EXCERPTED TEXT:
%%

The Atatürk Olympic Stadium (, ) is a stadium in Istanbul, Turkey. Located in the western district of İkitelli, it is the largest-capacity stadium in the country. The stadium is named after Mustafa Kemal Atatürk, the founder and first President of the Republic of Turkey. Its construction began in 1999 and was completed in 2002. It was originally built for Turkey's failed bid for the 2008 Olympic Games that were ultimately awarded to Beijing, China. It cost about US$140 million.

%%

SUPPLIED RECORDS:
%%

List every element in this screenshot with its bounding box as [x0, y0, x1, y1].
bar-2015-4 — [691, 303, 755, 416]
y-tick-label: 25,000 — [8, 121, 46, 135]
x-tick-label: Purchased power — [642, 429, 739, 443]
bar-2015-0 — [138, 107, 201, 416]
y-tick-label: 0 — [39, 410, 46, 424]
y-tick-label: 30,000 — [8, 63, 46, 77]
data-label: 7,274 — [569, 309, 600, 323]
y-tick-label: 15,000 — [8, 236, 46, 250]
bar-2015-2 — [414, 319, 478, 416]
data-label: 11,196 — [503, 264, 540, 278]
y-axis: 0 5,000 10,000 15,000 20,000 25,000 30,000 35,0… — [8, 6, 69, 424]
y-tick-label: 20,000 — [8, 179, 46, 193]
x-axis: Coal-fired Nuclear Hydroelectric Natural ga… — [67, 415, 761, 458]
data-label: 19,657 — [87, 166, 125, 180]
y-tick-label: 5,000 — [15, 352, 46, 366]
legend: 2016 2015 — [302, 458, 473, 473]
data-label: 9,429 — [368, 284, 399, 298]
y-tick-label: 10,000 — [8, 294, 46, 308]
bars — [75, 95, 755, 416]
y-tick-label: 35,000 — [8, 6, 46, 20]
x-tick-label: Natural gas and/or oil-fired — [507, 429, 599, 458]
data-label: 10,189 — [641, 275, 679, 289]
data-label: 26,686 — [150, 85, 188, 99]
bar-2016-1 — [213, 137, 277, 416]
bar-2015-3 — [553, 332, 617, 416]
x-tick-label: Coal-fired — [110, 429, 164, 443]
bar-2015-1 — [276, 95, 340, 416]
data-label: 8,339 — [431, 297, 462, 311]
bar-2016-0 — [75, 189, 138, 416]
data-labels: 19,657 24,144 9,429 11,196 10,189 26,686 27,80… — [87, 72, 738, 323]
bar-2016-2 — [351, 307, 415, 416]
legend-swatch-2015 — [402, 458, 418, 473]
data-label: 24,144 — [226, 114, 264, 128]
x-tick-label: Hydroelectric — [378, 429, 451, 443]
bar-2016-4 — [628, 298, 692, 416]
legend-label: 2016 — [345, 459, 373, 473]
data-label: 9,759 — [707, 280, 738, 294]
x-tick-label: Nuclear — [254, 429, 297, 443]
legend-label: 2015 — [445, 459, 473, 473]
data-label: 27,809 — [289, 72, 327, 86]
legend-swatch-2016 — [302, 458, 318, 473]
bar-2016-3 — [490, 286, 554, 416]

%%

TASK 1:
Retype the stadium passage word for word, starting with "The Atatürk Olympic" and going on through "about US$140 million.".
TASK 2:
According to the stadium passage, why was the stadium originally built?
The material placed after the stadium passage is separate from it.

EXERCISE OUTPUT 1:
The Atatürk Olympic Stadium (, ) is a stadium in Istanbul, Turkey. Located in the western district of İkitelli, it is the largest-capacity stadium in the country. The stadium is named after Mustafa Kemal Atatürk, the founder and first President of the Republic of Turkey. Its construction began in 1999 and was completed in 2002. It was originally built for Turkey's failed bid for the 2008 Olympic Games that were ultimately awarded to Beijing, China. It cost about US$140 million.

EXERCISE OUTPUT 2:
It was originally built for Turkey's bid to host the 2008 Olympic Games. That bid failed, and the Games were awarded to Beijing, China.